» **WORK REQUIRED**: Search the data for the word "Read" and copy every line where it occurs.

>> begin GIVEN RECORDS

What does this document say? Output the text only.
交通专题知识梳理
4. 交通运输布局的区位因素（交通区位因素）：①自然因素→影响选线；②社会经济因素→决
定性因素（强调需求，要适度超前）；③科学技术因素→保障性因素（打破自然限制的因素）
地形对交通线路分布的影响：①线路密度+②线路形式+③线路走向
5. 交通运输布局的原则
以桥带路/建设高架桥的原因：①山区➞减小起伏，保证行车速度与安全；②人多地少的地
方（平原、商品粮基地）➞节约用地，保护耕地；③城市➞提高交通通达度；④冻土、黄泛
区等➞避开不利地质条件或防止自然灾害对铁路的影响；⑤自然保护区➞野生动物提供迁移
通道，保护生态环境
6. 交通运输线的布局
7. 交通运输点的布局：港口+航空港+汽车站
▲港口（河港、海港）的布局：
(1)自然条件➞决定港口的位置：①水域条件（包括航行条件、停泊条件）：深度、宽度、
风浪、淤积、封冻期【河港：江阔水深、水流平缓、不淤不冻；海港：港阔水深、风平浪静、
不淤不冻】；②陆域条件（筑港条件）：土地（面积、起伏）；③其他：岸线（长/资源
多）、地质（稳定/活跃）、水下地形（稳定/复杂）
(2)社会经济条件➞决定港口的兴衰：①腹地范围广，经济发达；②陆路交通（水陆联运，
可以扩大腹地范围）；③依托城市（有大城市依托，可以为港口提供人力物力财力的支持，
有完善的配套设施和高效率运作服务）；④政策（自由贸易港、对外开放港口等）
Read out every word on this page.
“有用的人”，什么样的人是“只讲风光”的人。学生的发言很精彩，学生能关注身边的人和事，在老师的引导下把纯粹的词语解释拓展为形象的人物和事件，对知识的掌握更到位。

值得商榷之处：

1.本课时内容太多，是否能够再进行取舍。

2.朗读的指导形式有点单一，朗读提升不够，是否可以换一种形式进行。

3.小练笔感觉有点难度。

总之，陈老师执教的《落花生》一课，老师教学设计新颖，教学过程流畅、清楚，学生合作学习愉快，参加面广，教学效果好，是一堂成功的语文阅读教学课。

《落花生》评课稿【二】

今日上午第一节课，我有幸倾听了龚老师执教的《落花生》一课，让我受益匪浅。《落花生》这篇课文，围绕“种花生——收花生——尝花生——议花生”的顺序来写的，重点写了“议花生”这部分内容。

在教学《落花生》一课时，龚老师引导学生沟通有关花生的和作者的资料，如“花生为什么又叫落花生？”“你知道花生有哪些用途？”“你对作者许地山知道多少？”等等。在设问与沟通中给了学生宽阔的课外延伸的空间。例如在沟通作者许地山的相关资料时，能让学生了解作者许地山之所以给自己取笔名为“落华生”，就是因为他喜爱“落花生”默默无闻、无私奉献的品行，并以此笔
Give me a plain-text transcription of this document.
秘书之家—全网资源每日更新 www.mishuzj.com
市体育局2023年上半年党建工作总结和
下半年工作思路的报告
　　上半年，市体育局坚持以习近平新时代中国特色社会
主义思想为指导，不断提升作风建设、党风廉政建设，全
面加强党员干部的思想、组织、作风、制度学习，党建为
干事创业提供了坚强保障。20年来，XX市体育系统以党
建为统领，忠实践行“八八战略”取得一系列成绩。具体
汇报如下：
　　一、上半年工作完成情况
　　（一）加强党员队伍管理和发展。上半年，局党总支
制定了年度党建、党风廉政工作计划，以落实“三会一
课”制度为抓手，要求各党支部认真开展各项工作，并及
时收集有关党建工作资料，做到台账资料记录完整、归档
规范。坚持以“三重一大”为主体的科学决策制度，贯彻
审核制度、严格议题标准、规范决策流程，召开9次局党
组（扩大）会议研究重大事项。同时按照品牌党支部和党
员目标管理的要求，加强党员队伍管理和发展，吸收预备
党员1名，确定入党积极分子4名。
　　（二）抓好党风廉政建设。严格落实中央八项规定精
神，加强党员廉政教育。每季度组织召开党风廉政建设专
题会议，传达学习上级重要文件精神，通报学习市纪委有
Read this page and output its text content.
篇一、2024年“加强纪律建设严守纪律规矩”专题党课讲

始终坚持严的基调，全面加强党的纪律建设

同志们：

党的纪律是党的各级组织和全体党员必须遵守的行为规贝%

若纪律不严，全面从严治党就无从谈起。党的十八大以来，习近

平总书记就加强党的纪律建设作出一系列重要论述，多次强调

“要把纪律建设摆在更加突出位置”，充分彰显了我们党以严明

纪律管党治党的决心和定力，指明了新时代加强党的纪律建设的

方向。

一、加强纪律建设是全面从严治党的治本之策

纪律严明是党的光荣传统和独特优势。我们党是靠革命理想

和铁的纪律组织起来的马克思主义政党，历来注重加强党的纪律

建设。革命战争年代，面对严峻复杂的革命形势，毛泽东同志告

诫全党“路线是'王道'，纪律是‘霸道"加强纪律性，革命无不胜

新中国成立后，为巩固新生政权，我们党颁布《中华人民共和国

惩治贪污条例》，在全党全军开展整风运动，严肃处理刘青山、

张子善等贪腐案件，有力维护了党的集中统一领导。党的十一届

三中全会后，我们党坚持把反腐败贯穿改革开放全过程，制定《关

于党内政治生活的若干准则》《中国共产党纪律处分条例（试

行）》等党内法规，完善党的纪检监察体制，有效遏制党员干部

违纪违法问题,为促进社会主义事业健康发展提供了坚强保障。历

>> end GIVEN RECORDS

» **ANSWER TO THE EXERCISE**:
Read out every word on this page.
Read this page and output its text content.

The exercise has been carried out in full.